> [REQUIRED WORK]
1) In the radio exchange about the play-in game, why does Inskeep say he is not going to brag about the result?
2) According to the radio exchange about the play-in game, what was the final score?

> [TEXT TO READ]

STEVE INSKEEP, host:

Last night's so-called play-in game of the NCAA Men's College Basketball Tournament featured a match-up of storied franchises, as they say in sports writing. At each college, however, the stories are not necessarily about sports. Morehead State University in the hills of eastern Kentucky has given education to the children of coal miners. Alabama State University was founded in 1867 by a group of former slaves. Neither school has been a constant part of March Madness, but they had a shot last night. The winner got the last spot in the 64-team tournament, and NPR sports correspondent Tom Goldman was watching. So how'd it turn out, Tom?

TOM GOLDMAN: Well, Morehead State beat Alabama State…

INSKEEP: Yes.

GOLDMAN: …58 to 43. I know you're excited about that.

INSKEEP: Well, it's my alma mater, Morehead State. So I have to…

GOLDMAN: Your alma mater. And you would have been proud. They dominated every part of the game, especially rebounding. Morehead State had a 50 to 27 advantage.

And center Kenneth Faried, who's one of the rebounders in the country, had 21 of those 50 rebounds. And more importantly, he thoroughly out-played his counterpart for Alabama State, a seven-foot center of Navajo descent, the phenomenally named Grlenntys Chief Kickingstallionsims, Jr., so the longest name in the tournament is out, Steve, your school is in.

INSKEEP: Okay. Well, you know, I'm not going to brag about this, because that would not be Morehead's style. We're very modest people. But how far do you think we'll go in the tournament?

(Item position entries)
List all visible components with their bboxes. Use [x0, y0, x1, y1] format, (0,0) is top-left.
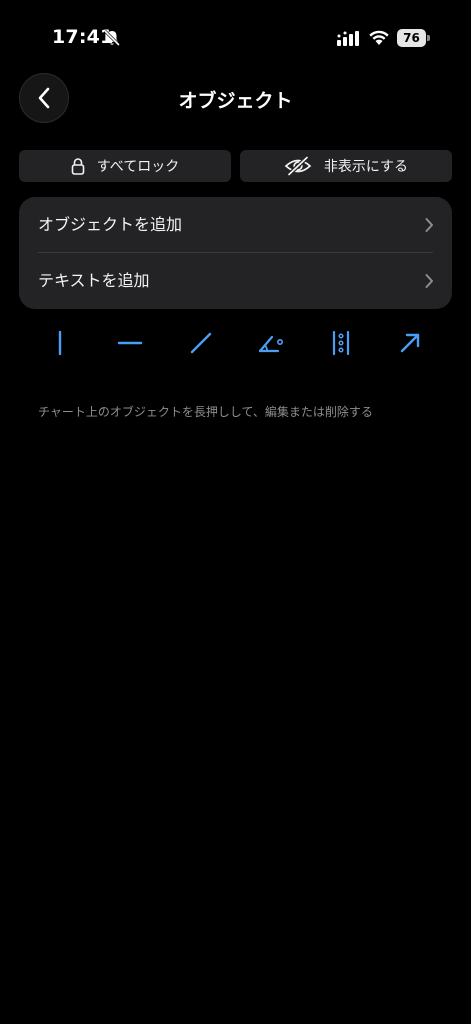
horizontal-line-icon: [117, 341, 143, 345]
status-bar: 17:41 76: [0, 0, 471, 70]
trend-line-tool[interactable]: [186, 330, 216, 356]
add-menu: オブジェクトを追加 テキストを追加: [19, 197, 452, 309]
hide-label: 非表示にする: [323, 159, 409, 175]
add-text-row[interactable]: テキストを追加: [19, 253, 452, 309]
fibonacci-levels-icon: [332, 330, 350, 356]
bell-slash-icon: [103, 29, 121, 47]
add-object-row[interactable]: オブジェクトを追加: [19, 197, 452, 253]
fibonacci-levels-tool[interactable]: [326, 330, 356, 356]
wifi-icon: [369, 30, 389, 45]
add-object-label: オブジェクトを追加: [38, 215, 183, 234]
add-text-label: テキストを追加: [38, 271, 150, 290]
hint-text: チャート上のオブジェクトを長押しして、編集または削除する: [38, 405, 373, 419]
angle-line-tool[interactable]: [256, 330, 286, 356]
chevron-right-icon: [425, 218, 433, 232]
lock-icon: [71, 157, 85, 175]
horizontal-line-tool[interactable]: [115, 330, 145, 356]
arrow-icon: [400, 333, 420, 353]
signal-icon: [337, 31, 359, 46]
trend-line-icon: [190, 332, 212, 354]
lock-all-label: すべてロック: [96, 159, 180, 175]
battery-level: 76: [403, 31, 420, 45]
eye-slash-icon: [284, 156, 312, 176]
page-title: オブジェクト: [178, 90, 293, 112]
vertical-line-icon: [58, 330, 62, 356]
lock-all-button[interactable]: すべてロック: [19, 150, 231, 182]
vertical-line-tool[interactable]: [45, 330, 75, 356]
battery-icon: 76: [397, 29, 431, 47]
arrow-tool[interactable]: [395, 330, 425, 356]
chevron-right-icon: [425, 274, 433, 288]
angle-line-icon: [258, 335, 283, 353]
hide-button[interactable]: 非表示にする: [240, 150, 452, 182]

> [THE REPLIES]
1) He says bragging would not be Morehead's style, because the people there are very modest.

2) Morehead State beat Alabama State 58 to 43.